* **What you will do**: Please edit the records from the line with "browser-tab[interactable]: Membrane Dialysis" to the line with "zoom-in-icon[interactable]: ⊕ [325, 157, 337, 169]" by changing "parameter-input" to "parameter-field" and keeping everything else the same. Return only those lines.
────────
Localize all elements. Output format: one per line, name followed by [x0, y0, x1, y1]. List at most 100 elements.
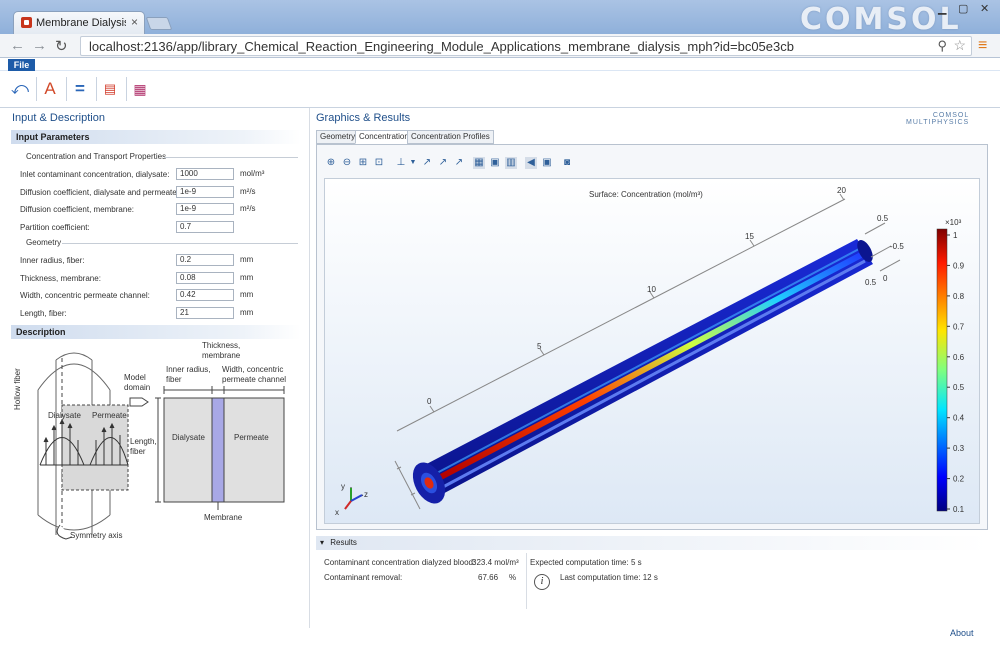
browser-tab[interactable]: Membrane Dialysis | COMS × [13, 11, 145, 34]
colorbar-tick-label: 0.4 [953, 414, 965, 423]
dialysate-label: Dialysate [48, 411, 81, 420]
svg-text:Length,: Length, [130, 437, 157, 446]
expected-time: Expected computation time: 5 s [530, 558, 642, 567]
colorbar-multiplier: ×10³ [945, 218, 962, 227]
results-header[interactable]: ▾ Results [316, 536, 988, 550]
model-diagram: Hollow fiber Dialysate Permeate Model do… [13, 341, 286, 540]
description-header[interactable]: Description [11, 325, 301, 339]
graphics-frame: ⊕ ⊖ ⊞ ⊡ ⊥ ▼ ↗ ↗ ↗ ▦ ▣ ▥ ◀ ▣ ◙ Surface: C… [316, 144, 988, 530]
browser-menu-icon[interactable]: ≡ [978, 37, 987, 55]
parameter-input[interactable]: 1e-9 [176, 203, 234, 215]
geometry-unit: mm [240, 255, 254, 264]
contaminant-removal-label: Contaminant removal: [324, 573, 403, 582]
triad-z-label: z [364, 490, 368, 499]
geometry-label: Length, fiber: [20, 308, 67, 318]
grid-icon[interactable]: ▦ [473, 157, 485, 169]
plot-area[interactable]: Surface: Concentration (mol/m³) y z x ×1… [324, 178, 980, 524]
parameter-label: Partition coefficient: [20, 222, 90, 232]
svg-text:permeate channel: permeate channel [222, 375, 286, 384]
zoom-extents-icon[interactable]: ⊡ [373, 157, 385, 169]
browser-window: Membrane Dialysis | COMS × COMSOL ▁ ▢ ✕ … [0, 0, 1000, 668]
svg-text:fiber: fiber [130, 447, 146, 456]
length-axis-tick: 20 [837, 186, 846, 195]
export-icon[interactable]: ▦ [130, 79, 150, 99]
lighting-icon[interactable]: ◀ [525, 157, 537, 169]
forward-icon[interactable]: → [32, 37, 47, 54]
geometry-label: Width, concentric permeate channel: [20, 291, 150, 300]
collapse-icon[interactable]: ▾ [320, 538, 324, 547]
parameter-input[interactable]: 1e-9 [176, 185, 234, 198]
zoom-in-icon[interactable]: ⊕ [325, 157, 337, 169]
parameter-unit: m²/s [240, 186, 256, 196]
geometry-input[interactable]: 21 [176, 306, 234, 319]
camera-icon[interactable]: ◙ [561, 157, 573, 169]
colorbar-tick-label: 0.6 [953, 353, 965, 362]
app-toolbar: ⤺ A = ▤ ▦ [0, 71, 1000, 108]
last-time: Last computation time: 12 s [560, 573, 658, 582]
length-axis-tick: 5 [537, 342, 542, 351]
view-yz-icon[interactable]: ↗ [437, 157, 449, 169]
geometry-input[interactable]: 0.08 [176, 271, 234, 284]
reset-icon[interactable]: A [40, 79, 60, 99]
view-axis-icon[interactable]: ⊥ [395, 157, 407, 169]
svg-text:Permeate: Permeate [234, 433, 269, 442]
reload-icon[interactable]: ↻ [55, 37, 68, 55]
svg-text:fiber: fiber [166, 375, 182, 384]
minimize-icon[interactable]: ▁ [938, 2, 946, 15]
view-xy-icon[interactable]: ↗ [421, 157, 433, 169]
colorbar-tick-label: 0.2 [953, 475, 965, 484]
triad-y-label: y [341, 482, 345, 491]
contaminant-concentration-value: 323.4 mol/m³ [472, 558, 519, 567]
parameter-label: Diffusion coefficient, membrane: [20, 205, 134, 214]
tab-concentration-profiles[interactable]: Concentration Profiles [407, 130, 494, 144]
file-menu-button[interactable]: File [8, 59, 35, 71]
zoom-box-icon[interactable]: ⊞ [357, 157, 369, 169]
concentration-plot: y z x ×10³ 10.90.80.70.60.50.40.30.20.1 … [335, 186, 965, 517]
parameter-unit: m²/s [240, 204, 256, 213]
colorbar-tick-label: 0.7 [953, 322, 965, 331]
transparency-icon[interactable]: ▣ [541, 157, 553, 169]
length-axis-tick: 0 [427, 397, 432, 406]
radial-axis-tick: 0 [883, 274, 888, 283]
render-icon[interactable]: ▣ [489, 157, 501, 169]
contaminant-concentration-label: Contaminant concentration dialyzed blood… [324, 558, 476, 567]
url-input[interactable]: localhost:2136/app/library_Chemical_Reac… [80, 36, 972, 56]
undo-icon[interactable]: ⤺ [10, 79, 30, 99]
tab-geometry[interactable]: Geometry [316, 130, 360, 144]
geometry-unit: mm [240, 272, 254, 282]
parameter-input[interactable]: 1000 [176, 168, 234, 180]
geometry-input[interactable]: 0.42 [176, 289, 234, 301]
bookmark-star-icon[interactable]: ☆ [953, 37, 966, 54]
zoom-icon[interactable]: ⚲ [937, 38, 947, 54]
compute-icon[interactable]: = [70, 79, 90, 99]
view-zx-icon[interactable]: ↗ [453, 157, 465, 169]
legend-icon[interactable]: ▥ [505, 157, 517, 169]
url-text: localhost:2136/app/library_Chemical_Reac… [89, 39, 794, 54]
concentration-section-title: Concentration and Transport Properties [26, 152, 167, 161]
tab-concentration[interactable]: Concentration [355, 130, 413, 144]
colorbar-tick-label: 0.8 [953, 292, 965, 301]
address-bar: ← → ↻ localhost:2136/app/library_Chemica… [0, 34, 1000, 58]
parameter-label: Diffusion coefficient, dialysate and per… [20, 187, 179, 197]
input-parameters-header[interactable]: Input Parameters [11, 130, 301, 144]
new-tab-button[interactable] [145, 17, 173, 30]
length-axis-tick: 15 [745, 232, 754, 241]
parameter-input[interactable]: 0.7 [176, 220, 234, 233]
geometry-label: Inner radius, fiber: [20, 256, 85, 265]
colorbar-tick-label: 0.9 [953, 261, 965, 270]
panel-splitter[interactable] [309, 108, 310, 628]
report-icon[interactable]: ▤ [100, 79, 120, 99]
close-tab-icon[interactable]: × [131, 15, 138, 29]
back-icon[interactable]: ← [10, 37, 25, 54]
contaminant-removal-unit: % [509, 573, 517, 582]
info-icon: i [534, 574, 550, 590]
colorbar-tick-label: 1 [953, 231, 958, 240]
zoom-out-icon[interactable]: ⊖ [341, 157, 353, 169]
about-link[interactable]: About [950, 628, 974, 638]
dropdown-arrow-icon[interactable]: ▼ [407, 157, 419, 169]
comsol-logo: COMSOL MULTIPHYSICS [906, 112, 970, 126]
close-window-icon[interactable]: ✕ [980, 2, 989, 15]
maximize-icon[interactable]: ▢ [958, 2, 968, 15]
geometry-input[interactable]: 0.2 [176, 254, 234, 266]
svg-text:Inner radius,: Inner radius, [166, 365, 210, 374]
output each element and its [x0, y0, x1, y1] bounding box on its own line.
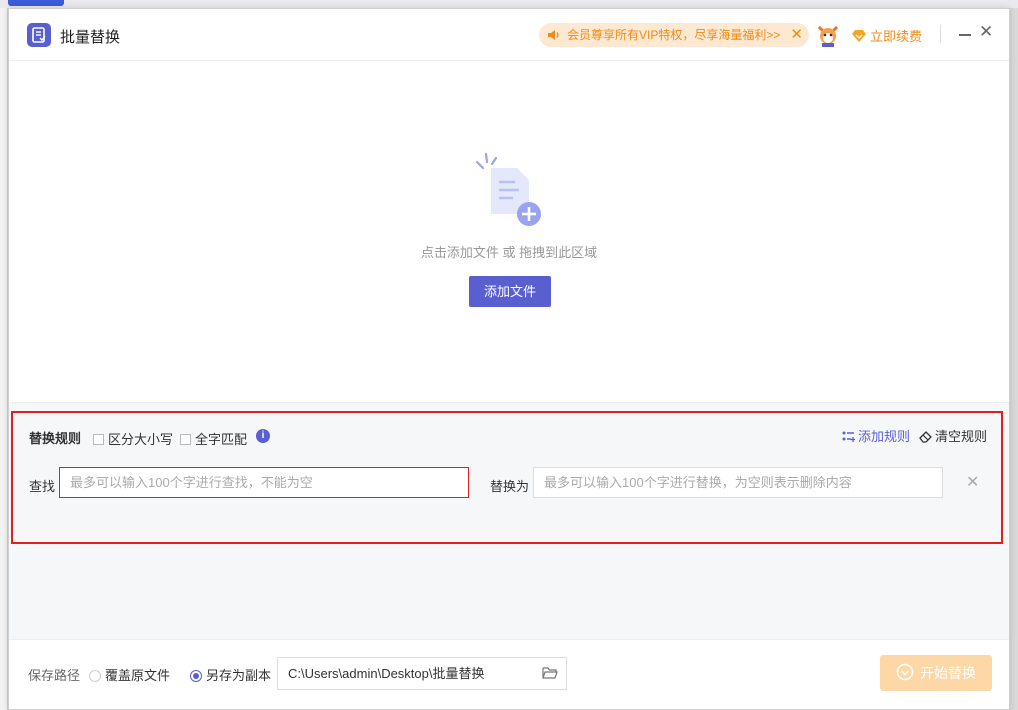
save-copy-label: 另存为副本	[206, 668, 272, 683]
case-sensitive-checkbox[interactable]: 区分大小写	[93, 429, 173, 448]
renew-button[interactable]: 立即续费	[851, 26, 922, 45]
case-sensitive-label: 区分大小写	[108, 432, 174, 447]
overwrite-label: 覆盖原文件	[105, 668, 171, 683]
info-icon[interactable]: i	[256, 429, 270, 443]
radio-dot-selected[interactable]	[190, 670, 202, 682]
add-file-button[interactable]: 添加文件	[469, 276, 551, 307]
find-label: 查找	[29, 479, 56, 494]
diamond-icon	[852, 30, 866, 42]
folder-open-icon[interactable]	[542, 666, 558, 680]
checkbox-box[interactable]	[180, 434, 191, 445]
close-icon[interactable]: ✕	[790, 23, 803, 47]
save-path-field[interactable]: C:\Users\admin\Desktop\批量替换	[277, 657, 567, 690]
whole-word-checkbox[interactable]: 全字匹配	[180, 429, 247, 448]
start-replace-button[interactable]: 开始替换	[880, 655, 992, 691]
rules-section: 替换规则 区分大小写 全字匹配 i 添加规则 清空规则 查找 最多可以输入100…	[9, 402, 1009, 639]
close-icon[interactable]: ✕	[979, 22, 993, 42]
title-divider	[940, 25, 941, 43]
clear-rules-label: 清空规则	[935, 429, 988, 444]
rules-title: 替换规则	[29, 431, 82, 446]
save-path-value: C:\Users\admin\Desktop\批量替换	[288, 666, 485, 681]
file-drop-area[interactable]: 点击添加文件 或 拖拽到此区域 添加文件	[9, 62, 1009, 402]
vip-banner[interactable]: 会员尊享所有VIP特权，尽享海量福利>> ✕	[539, 23, 809, 47]
mascot-avatar[interactable]	[817, 23, 839, 47]
overwrite-radio[interactable]: 覆盖原文件	[89, 665, 170, 684]
start-replace-label: 开始替换	[920, 665, 976, 681]
dialog-title: 批量替换	[60, 29, 121, 46]
radio-dot[interactable]	[89, 670, 101, 682]
add-rule-button[interactable]: 添加规则	[842, 426, 910, 445]
replace-input[interactable]	[533, 467, 943, 498]
check-circle-icon	[896, 663, 914, 681]
save-copy-radio[interactable]: 另存为副本	[190, 665, 271, 684]
save-path-label: 保存路径	[28, 668, 81, 683]
minimize-icon[interactable]	[957, 25, 973, 43]
background-app-toolbar	[0, 0, 1018, 8]
add-rule-icon	[842, 431, 855, 442]
app-icon	[27, 23, 51, 47]
clear-rules-button[interactable]: 清空规则	[919, 426, 987, 445]
speaker-icon	[548, 30, 559, 40]
background-app-tab	[8, 0, 64, 6]
whole-word-label: 全字匹配	[195, 432, 248, 447]
file-add-icon	[475, 152, 541, 226]
replace-rules-panel: 替换规则 区分大小写 全字匹配 i 添加规则 清空规则 查找 最多可以输入100…	[11, 411, 1003, 544]
vip-banner-text: 会员尊享所有VIP特权，尽享海量福利>>	[567, 28, 781, 42]
background-app-sidebar	[0, 8, 8, 710]
delete-rule-icon[interactable]: ✕	[966, 472, 979, 492]
find-input[interactable]	[59, 467, 469, 498]
add-rule-label: 添加规则	[858, 429, 911, 444]
eraser-icon	[919, 431, 932, 443]
footer-bar: 保存路径 覆盖原文件 另存为副本 C:\Users\admin\Desktop\…	[9, 639, 1009, 709]
replace-label: 替换为	[490, 479, 530, 494]
checkbox-box[interactable]	[93, 434, 104, 445]
drop-hint-text: 点击添加文件 或 拖拽到此区域	[420, 245, 598, 260]
renew-label: 立即续费	[870, 29, 923, 44]
title-bar: 批量替换 会员尊享所有VIP特权，尽享海量福利>> ✕ 立即续费 ✕	[9, 9, 1009, 61]
batch-replace-dialog: 批量替换 会员尊享所有VIP特权，尽享海量福利>> ✕ 立即续费 ✕ 点击添加文…	[8, 8, 1010, 710]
────────
* **Response for this exercise**:
browser-tab[interactable]: Membrane Dialysis | COMS × [13, 11, 145, 34]
colorbar-tick-label: 0.4 [953, 414, 965, 423]
dialysate-label: Dialysate [48, 411, 81, 420]
svg-text:Length,: Length, [130, 437, 157, 446]
expected-time: Expected computation time: 5 s [530, 558, 642, 567]
colorbar-multiplier: ×10³ [945, 218, 962, 227]
results-header[interactable]: ▾ Results [316, 536, 988, 550]
model-diagram: Hollow fiber Dialysate Permeate Model do… [13, 341, 286, 540]
description-header[interactable]: Description [11, 325, 301, 339]
graphics-frame: ⊕ ⊖ ⊞ ⊡ ⊥ ▼ ↗ ↗ ↗ ▦ ▣ ▥ ◀ ▣ ◙ Surface: C… [316, 144, 988, 530]
browser-menu-icon[interactable]: ≡ [978, 37, 987, 55]
parameter-field[interactable]: 1e-9 [176, 203, 234, 215]
geometry-unit: mm [240, 255, 254, 264]
contaminant-removal-label: Contaminant removal: [324, 573, 403, 582]
triad-z-label: z [364, 490, 368, 499]
geometry-label: Length, fiber: [20, 308, 67, 318]
grid-icon[interactable]: ▦ [473, 157, 485, 169]
plot-area[interactable]: Surface: Concentration (mol/m³) y z x ×1… [324, 178, 980, 524]
parameter-label: Partition coefficient: [20, 222, 90, 232]
svg-text:permeate channel: permeate channel [222, 375, 286, 384]
zoom-extents-icon[interactable]: ⊡ [373, 157, 385, 169]
browser-window: Membrane Dialysis | COMS × COMSOL ▁ ▢ ✕ … [0, 0, 1000, 668]
svg-text:fiber: fiber [130, 447, 146, 456]
length-axis-tick: 20 [837, 186, 846, 195]
export-icon[interactable]: ▦ [130, 79, 150, 99]
lighting-icon[interactable]: ◀ [525, 157, 537, 169]
forward-icon[interactable]: → [32, 37, 47, 54]
geometry-label: Width, concentric permeate channel: [20, 291, 150, 300]
collapse-icon[interactable]: ▾ [320, 538, 324, 547]
parameter-field[interactable]: 1e-9 [176, 185, 234, 198]
zoom-in-icon[interactable]: ⊕ [325, 157, 337, 169]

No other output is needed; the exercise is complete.